> **BRIEF**
From the records, pick out and copy each line containing "outcome".

> **SUPPLIED ENTRIES**
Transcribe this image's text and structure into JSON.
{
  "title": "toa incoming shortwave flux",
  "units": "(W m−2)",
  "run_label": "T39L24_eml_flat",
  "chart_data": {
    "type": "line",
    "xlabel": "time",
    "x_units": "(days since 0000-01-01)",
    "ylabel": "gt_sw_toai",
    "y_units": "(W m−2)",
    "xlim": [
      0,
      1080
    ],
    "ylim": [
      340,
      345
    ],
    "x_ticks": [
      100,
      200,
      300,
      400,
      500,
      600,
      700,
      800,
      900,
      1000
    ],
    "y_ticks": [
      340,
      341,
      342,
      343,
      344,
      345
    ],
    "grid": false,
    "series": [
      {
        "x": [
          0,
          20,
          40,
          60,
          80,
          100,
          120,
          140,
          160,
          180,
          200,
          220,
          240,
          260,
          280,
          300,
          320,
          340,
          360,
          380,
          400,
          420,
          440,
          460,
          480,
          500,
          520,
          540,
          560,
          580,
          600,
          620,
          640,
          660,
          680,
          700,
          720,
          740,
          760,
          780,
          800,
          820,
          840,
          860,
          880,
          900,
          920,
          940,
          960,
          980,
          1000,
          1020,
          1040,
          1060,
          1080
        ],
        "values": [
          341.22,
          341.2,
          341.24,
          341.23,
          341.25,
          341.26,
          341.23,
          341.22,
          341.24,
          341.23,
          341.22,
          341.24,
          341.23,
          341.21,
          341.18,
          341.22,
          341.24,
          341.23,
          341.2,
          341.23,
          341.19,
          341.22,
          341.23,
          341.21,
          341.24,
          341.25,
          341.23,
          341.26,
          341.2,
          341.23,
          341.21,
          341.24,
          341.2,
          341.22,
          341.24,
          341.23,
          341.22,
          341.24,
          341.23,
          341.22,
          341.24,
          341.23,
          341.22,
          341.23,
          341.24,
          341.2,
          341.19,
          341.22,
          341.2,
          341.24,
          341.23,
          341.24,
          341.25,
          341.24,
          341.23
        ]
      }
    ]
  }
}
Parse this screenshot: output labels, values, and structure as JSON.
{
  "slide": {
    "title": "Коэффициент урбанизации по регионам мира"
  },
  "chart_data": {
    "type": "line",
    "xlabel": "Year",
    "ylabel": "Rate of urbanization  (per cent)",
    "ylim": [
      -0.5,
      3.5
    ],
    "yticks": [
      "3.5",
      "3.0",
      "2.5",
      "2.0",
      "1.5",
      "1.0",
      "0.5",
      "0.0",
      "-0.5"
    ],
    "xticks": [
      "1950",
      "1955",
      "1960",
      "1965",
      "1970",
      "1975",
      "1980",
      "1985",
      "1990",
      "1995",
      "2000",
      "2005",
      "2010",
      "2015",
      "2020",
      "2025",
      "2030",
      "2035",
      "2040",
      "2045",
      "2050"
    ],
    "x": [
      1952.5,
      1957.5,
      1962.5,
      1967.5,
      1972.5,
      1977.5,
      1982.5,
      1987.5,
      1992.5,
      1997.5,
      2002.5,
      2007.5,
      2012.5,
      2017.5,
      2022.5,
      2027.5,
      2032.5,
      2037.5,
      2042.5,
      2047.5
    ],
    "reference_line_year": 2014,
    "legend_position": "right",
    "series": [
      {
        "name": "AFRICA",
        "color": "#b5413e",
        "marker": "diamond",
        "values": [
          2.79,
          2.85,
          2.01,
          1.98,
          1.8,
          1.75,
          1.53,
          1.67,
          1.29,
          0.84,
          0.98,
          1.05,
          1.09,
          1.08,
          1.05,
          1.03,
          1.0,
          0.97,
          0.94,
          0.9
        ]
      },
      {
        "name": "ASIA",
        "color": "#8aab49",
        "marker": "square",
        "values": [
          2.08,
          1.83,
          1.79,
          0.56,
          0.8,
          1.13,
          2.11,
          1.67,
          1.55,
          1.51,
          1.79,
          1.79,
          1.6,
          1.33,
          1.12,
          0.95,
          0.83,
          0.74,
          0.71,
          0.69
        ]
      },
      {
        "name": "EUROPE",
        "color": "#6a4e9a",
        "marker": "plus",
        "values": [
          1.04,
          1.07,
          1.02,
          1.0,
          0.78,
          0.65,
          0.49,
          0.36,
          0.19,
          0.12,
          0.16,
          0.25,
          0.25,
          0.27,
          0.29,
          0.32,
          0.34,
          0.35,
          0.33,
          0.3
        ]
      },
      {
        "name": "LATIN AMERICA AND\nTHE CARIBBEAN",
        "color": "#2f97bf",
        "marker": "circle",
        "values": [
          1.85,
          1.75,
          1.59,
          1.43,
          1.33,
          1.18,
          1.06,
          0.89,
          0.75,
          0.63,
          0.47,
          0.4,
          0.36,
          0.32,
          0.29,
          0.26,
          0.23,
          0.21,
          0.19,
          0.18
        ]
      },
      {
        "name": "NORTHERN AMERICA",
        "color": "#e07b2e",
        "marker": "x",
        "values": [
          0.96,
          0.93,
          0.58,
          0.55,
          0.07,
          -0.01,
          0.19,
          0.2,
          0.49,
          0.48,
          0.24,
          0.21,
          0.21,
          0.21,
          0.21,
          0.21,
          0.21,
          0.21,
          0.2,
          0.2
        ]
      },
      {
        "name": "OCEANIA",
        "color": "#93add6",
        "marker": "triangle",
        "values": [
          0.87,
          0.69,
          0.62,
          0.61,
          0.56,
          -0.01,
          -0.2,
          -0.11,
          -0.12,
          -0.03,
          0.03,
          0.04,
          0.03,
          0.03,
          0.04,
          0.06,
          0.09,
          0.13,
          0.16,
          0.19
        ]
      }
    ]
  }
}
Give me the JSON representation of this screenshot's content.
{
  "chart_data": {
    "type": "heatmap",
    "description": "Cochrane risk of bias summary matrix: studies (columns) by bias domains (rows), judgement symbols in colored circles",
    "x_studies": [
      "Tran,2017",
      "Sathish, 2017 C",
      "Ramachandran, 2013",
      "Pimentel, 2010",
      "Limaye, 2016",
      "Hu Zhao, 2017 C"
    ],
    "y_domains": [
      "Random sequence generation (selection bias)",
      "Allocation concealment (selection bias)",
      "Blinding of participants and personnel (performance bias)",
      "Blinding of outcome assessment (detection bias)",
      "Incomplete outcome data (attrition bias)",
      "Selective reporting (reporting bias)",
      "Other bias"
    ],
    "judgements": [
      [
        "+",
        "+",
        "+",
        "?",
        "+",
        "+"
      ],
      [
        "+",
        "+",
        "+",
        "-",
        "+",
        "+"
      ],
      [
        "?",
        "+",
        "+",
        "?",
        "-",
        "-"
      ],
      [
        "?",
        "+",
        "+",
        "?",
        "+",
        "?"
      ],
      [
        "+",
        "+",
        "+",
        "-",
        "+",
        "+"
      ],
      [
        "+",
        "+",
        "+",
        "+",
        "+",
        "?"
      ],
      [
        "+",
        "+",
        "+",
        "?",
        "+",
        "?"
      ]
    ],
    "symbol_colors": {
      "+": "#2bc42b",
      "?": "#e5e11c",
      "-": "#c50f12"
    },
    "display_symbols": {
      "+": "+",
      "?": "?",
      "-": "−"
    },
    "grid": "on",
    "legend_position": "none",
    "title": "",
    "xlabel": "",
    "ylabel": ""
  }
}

> **TASK OUTPUT**
      "Blinding of outcome assessment (detection bias)",
      "Incomplete outcome data (attrition bias)",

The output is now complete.